* PROBLEM STATEMENT:
Which lines run from the one containing "What does this" to the end of the entries? Quote them exactly, and nothing else.

****

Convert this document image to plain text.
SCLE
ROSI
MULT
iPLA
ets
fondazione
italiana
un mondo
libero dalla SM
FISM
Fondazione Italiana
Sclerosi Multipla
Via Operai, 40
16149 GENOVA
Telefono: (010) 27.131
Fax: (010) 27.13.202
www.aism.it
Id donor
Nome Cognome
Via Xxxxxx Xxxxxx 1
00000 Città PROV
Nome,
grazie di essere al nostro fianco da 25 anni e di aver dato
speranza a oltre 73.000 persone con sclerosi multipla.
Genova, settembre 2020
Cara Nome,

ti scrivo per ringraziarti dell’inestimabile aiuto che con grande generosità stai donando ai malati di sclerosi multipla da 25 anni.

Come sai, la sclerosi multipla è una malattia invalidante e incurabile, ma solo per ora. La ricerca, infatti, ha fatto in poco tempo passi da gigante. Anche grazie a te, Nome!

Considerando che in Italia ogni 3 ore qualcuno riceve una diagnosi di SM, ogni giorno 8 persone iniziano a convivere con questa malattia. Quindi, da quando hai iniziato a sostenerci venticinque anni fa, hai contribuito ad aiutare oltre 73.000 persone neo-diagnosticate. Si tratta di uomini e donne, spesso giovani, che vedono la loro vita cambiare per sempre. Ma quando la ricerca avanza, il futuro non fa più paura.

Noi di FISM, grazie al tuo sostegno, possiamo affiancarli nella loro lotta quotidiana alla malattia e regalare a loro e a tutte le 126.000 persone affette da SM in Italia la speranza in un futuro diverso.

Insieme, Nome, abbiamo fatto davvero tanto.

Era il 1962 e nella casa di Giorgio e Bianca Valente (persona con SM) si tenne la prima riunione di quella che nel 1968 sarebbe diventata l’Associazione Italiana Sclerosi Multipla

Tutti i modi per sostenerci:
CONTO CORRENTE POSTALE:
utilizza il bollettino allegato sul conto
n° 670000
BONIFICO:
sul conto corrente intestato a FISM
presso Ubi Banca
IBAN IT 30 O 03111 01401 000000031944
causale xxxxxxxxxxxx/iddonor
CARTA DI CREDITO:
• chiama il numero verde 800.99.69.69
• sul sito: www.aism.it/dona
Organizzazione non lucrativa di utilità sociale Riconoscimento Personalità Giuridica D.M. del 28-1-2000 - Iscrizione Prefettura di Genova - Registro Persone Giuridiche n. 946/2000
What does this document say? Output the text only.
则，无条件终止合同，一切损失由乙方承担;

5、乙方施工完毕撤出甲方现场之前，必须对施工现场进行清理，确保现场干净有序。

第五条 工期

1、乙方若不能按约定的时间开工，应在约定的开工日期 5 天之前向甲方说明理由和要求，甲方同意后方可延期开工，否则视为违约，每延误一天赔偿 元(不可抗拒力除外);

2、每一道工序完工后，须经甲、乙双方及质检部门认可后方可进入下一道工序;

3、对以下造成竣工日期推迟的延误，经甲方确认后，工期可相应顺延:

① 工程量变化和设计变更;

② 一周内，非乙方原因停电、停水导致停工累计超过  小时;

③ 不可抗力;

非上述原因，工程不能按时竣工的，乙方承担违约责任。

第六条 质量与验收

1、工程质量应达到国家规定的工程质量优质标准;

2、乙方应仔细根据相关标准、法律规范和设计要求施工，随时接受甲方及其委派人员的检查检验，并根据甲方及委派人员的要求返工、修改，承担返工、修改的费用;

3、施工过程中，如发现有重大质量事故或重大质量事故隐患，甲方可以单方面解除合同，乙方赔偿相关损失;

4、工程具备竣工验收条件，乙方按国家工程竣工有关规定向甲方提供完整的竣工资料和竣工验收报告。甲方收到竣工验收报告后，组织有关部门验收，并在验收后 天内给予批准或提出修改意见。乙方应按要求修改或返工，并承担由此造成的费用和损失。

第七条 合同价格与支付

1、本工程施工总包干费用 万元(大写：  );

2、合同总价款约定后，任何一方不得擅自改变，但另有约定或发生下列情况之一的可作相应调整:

****

* CORRECT RESULT:
What does this document say? Output the text only.
则，无条件终止合同，一切损失由乙方承担;

5、乙方施工完毕撤出甲方现场之前，必须对施工现场进行清理，确保现场干净有序。

第五条 工期

1、乙方若不能按约定的时间开工，应在约定的开工日期 5 天之前向甲方说明理由和要求，甲方同意后方可延期开工，否则视为违约，每延误一天赔偿 元(不可抗拒力除外);

2、每一道工序完工后，须经甲、乙双方及质检部门认可后方可进入下一道工序;

3、对以下造成竣工日期推迟的延误，经甲方确认后，工期可相应顺延:

① 工程量变化和设计变更;

② 一周内，非乙方原因停电、停水导致停工累计超过  小时;

③ 不可抗力;

非上述原因，工程不能按时竣工的，乙方承担违约责任。

第六条 质量与验收

1、工程质量应达到国家规定的工程质量优质标准;

2、乙方应仔细根据相关标准、法律规范和设计要求施工，随时接受甲方及其委派人员的检查检验，并根据甲方及委派人员的要求返工、修改，承担返工、修改的费用;

3、施工过程中，如发现有重大质量事故或重大质量事故隐患，甲方可以单方面解除合同，乙方赔偿相关损失;

4、工程具备竣工验收条件，乙方按国家工程竣工有关规定向甲方提供完整的竣工资料和竣工验收报告。甲方收到竣工验收报告后，组织有关部门验收，并在验收后 天内给予批准或提出修改意见。乙方应按要求修改或返工，并承担由此造成的费用和损失。

第七条 合同价格与支付

1、本工程施工总包干费用 万元(大写：  );

2、合同总价款约定后，任何一方不得擅自改变，但另有约定或发生下列情况之一的可作相应调整:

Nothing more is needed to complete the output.